STATED GOAL: Transcribe the data that follows precisely, omitting nothing.

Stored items
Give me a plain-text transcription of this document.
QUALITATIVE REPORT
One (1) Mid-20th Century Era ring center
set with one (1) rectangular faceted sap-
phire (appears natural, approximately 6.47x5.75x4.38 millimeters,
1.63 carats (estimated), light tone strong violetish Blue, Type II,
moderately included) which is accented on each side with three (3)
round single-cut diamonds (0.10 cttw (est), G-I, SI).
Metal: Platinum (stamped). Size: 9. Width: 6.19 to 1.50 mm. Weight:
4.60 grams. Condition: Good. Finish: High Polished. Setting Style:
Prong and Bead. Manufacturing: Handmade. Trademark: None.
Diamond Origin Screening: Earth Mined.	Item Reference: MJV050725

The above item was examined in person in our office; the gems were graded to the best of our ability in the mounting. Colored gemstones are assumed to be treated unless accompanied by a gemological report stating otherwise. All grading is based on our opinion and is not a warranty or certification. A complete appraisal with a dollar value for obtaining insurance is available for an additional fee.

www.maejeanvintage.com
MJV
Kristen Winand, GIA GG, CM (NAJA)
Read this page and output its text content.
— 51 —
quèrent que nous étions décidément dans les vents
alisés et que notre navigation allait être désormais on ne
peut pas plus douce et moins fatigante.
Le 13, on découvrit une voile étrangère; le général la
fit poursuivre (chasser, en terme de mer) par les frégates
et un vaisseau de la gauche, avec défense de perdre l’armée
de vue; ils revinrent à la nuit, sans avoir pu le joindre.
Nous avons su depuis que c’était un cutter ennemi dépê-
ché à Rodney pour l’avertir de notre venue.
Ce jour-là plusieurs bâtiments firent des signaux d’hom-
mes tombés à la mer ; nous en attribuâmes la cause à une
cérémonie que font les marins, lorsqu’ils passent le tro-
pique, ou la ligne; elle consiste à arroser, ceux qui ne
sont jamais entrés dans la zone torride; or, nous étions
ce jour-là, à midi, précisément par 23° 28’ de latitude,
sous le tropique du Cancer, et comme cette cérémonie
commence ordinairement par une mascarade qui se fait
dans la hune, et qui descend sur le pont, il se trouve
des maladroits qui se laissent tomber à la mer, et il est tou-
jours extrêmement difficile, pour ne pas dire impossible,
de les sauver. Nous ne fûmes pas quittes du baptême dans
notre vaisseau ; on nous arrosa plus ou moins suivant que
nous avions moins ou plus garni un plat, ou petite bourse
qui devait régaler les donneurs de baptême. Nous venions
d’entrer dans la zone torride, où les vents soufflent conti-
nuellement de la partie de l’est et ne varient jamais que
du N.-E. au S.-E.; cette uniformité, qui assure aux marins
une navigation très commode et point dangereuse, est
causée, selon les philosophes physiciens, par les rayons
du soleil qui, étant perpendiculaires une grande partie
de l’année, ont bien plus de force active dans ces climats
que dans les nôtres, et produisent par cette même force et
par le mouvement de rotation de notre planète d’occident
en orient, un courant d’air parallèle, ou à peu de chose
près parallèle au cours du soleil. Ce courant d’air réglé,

WRITTEN ANSWER:
Give me a plain-text transcription of this document.
QUALITATIVE REPORT
One (1) Mid-20th Century Era ring center
set with one (1) rectangular faceted sap-
phire (appears natural, approximately 6.47x5.75x4.38 millimeters,
1.63 carats (estimated), light tone strong violetish Blue, Type II,
moderately included) which is accented on each side with three (3)
round single-cut diamonds (0.10 cttw (est), G-I, SI).
Metal: Platinum (stamped). Size: 9. Width: 6.19 to 1.50 mm. Weight:
4.60 grams. Condition: Good. Finish: High Polished. Setting Style:
Prong and Bead. Manufacturing: Handmade. Trademark: None.
Diamond Origin Screening: Earth Mined.	Item Reference: MJV050725

The above item was examined in person in our office; the gems were graded to the best of our ability in the mounting. Colored gemstones are assumed to be treated unless accompanied by a gemological report stating otherwise. All grading is based on our opinion and is not a warranty or certification. A complete appraisal with a dollar value for obtaining insurance is available for an additional fee.

www.maejeanvintage.com
MJV
Kristen Winand, GIA GG, CM (NAJA)
Read this page and output its text content.
— 51 —
quèrent que nous étions décidément dans les vents
alisés et que notre navigation allait être désormais on ne
peut pas plus douce et moins fatigante.
Le 13, on découvrit une voile étrangère; le général la
fit poursuivre (chasser, en terme de mer) par les frégates
et un vaisseau de la gauche, avec défense de perdre l’armée
de vue; ils revinrent à la nuit, sans avoir pu le joindre.
Nous avons su depuis que c’était un cutter ennemi dépê-
ché à Rodney pour l’avertir de notre venue.
Ce jour-là plusieurs bâtiments firent des signaux d’hom-
mes tombés à la mer ; nous en attribuâmes la cause à une
cérémonie que font les marins, lorsqu’ils passent le tro-
pique, ou la ligne; elle consiste à arroser, ceux qui ne
sont jamais entrés dans la zone torride; or, nous étions
ce jour-là, à midi, précisément par 23° 28’ de latitude,
sous le tropique du Cancer, et comme cette cérémonie
commence ordinairement par une mascarade qui se fait
dans la hune, et qui descend sur le pont, il se trouve
des maladroits qui se laissent tomber à la mer, et il est tou-
jours extrêmement difficile, pour ne pas dire impossible,
de les sauver. Nous ne fûmes pas quittes du baptême dans
notre vaisseau ; on nous arrosa plus ou moins suivant que
nous avions moins ou plus garni un plat, ou petite bourse
qui devait régaler les donneurs de baptême. Nous venions
d’entrer dans la zone torride, où les vents soufflent conti-
nuellement de la partie de l’est et ne varient jamais que
du N.-E. au S.-E.; cette uniformité, qui assure aux marins
une navigation très commode et point dangereuse, est
causée, selon les philosophes physiciens, par les rayons
du soleil qui, étant perpendiculaires une grande partie
de l’année, ont bien plus de force active dans ces climats
que dans les nôtres, et produisent par cette même force et
par le mouvement de rotation de notre planète d’occident
en orient, un courant d’air parallèle, ou à peu de chose
près parallèle au cours du soleil. Ce courant d’air réglé,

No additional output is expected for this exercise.